== Goal of the exercise ==
Write out every line of the material exactly as it appears.

*****

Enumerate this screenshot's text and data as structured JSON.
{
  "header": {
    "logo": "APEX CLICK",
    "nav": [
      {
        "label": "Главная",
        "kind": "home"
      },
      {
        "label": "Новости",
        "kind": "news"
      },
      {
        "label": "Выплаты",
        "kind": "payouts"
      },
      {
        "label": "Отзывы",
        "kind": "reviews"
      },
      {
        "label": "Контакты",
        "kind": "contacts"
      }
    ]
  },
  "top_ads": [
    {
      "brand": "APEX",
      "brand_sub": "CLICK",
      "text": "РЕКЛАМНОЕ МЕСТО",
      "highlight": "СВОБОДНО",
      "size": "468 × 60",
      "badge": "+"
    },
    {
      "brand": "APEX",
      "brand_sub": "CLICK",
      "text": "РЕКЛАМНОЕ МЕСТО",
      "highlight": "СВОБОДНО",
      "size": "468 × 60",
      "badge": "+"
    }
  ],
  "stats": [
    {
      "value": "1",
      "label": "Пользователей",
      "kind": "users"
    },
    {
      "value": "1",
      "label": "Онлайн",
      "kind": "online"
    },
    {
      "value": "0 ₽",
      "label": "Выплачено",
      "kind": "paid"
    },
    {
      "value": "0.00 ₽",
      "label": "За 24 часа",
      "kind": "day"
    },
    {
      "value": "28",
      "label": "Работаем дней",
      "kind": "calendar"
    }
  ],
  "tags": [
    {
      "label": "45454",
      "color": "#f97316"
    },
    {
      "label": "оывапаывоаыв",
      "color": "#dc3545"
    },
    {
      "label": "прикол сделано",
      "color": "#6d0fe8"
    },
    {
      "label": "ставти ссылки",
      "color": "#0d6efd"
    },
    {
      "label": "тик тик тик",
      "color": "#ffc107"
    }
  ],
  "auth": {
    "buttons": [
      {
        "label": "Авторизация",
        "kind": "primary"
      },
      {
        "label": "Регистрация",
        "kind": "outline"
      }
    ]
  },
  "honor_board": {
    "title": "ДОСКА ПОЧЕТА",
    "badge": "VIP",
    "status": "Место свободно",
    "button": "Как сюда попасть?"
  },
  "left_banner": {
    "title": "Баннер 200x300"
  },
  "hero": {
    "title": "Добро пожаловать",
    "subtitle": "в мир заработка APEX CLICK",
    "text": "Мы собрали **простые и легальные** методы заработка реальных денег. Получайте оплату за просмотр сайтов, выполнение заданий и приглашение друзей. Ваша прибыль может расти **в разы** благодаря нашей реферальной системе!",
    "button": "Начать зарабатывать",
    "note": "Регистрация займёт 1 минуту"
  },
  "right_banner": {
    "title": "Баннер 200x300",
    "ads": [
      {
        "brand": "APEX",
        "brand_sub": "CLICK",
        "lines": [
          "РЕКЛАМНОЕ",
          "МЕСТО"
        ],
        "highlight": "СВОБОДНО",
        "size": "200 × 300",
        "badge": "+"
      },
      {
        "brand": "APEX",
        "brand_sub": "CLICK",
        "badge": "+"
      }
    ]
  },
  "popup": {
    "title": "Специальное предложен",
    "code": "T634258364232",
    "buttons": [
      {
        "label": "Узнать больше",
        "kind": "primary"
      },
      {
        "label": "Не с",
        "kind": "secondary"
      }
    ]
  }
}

*****

== Expected output ==
Enumerate this screenshot's text and data as structured JSON.
{
  "header": {
    "logo": "APEX CLICK",
    "nav": [
      {
        "label": "Главная",
        "kind": "home"
      },
      {
        "label": "Новости",
        "kind": "news"
      },
      {
        "label": "Выплаты",
        "kind": "payouts"
      },
      {
        "label": "Отзывы",
        "kind": "reviews"
      },
      {
        "label": "Контакты",
        "kind": "contacts"
      }
    ]
  },
  "top_ads": [
    {
      "brand": "APEX",
      "brand_sub": "CLICK",
      "text": "РЕКЛАМНОЕ МЕСТО",
      "highlight": "СВОБОДНО",
      "size": "468 × 60",
      "badge": "+"
    },
    {
      "brand": "APEX",
      "brand_sub": "CLICK",
      "text": "РЕКЛАМНОЕ МЕСТО",
      "highlight": "СВОБОДНО",
      "size": "468 × 60",
      "badge": "+"
    }
  ],
  "stats": [
    {
      "value": "1",
      "label": "Пользователей",
      "kind": "users"
    },
    {
      "value": "1",
      "label": "Онлайн",
      "kind": "online"
    },
    {
      "value": "0 ₽",
      "label": "Выплачено",
      "kind": "paid"
    },
    {
      "value": "0.00 ₽",
      "label": "За 24 часа",
      "kind": "day"
    },
    {
      "value": "28",
      "label": "Работаем дней",
      "kind": "calendar"
    }
  ],
  "tags": [
    {
      "label": "45454",
      "color": "#f97316"
    },
    {
      "label": "оывапаывоаыв",
      "color": "#dc3545"
    },
    {
      "label": "прикол сделано",
      "color": "#6d0fe8"
    },
    {
      "label": "ставти ссылки",
      "color": "#0d6efd"
    },
    {
      "label": "тик тик тик",
      "color": "#ffc107"
    }
  ],
  "auth": {
    "buttons": [
      {
        "label": "Авторизация",
        "kind": "primary"
      },
      {
        "label": "Регистрация",
        "kind": "outline"
      }
    ]
  },
  "honor_board": {
    "title": "ДОСКА ПОЧЕТА",
    "badge": "VIP",
    "status": "Место свободно",
    "button": "Как сюда попасть?"
  },
  "left_banner": {
    "title": "Баннер 200x300"
  },
  "hero": {
    "title": "Добро пожаловать",
    "subtitle": "в мир заработка APEX CLICK",
    "text": "Мы собрали **простые и легальные** методы заработка реальных денег. Получайте оплату за просмотр сайтов, выполнение заданий и приглашение друзей. Ваша прибыль может расти **в разы** благодаря нашей реферальной системе!",
    "button": "Начать зарабатывать",
    "note": "Регистрация займёт 1 минуту"
  },
  "right_banner": {
    "title": "Баннер 200x300",
    "ads": [
      {
        "brand": "APEX",
        "brand_sub": "CLICK",
        "lines": [
          "РЕКЛАМНОЕ",
          "МЕСТО"
        ],
        "highlight": "СВОБОДНО",
        "size": "200 × 300",
        "badge": "+"
      },
      {
        "brand": "APEX",
        "brand_sub": "CLICK",
        "badge": "+"
      }
    ]
  },
  "popup": {
    "title": "Специальное предложен",
    "code": "T634258364232",
    "buttons": [
      {
        "label": "Узнать больше",
        "kind": "primary"
      },
      {
        "label": "Не с",
        "kind": "secondary"
      }
    ]
  }
}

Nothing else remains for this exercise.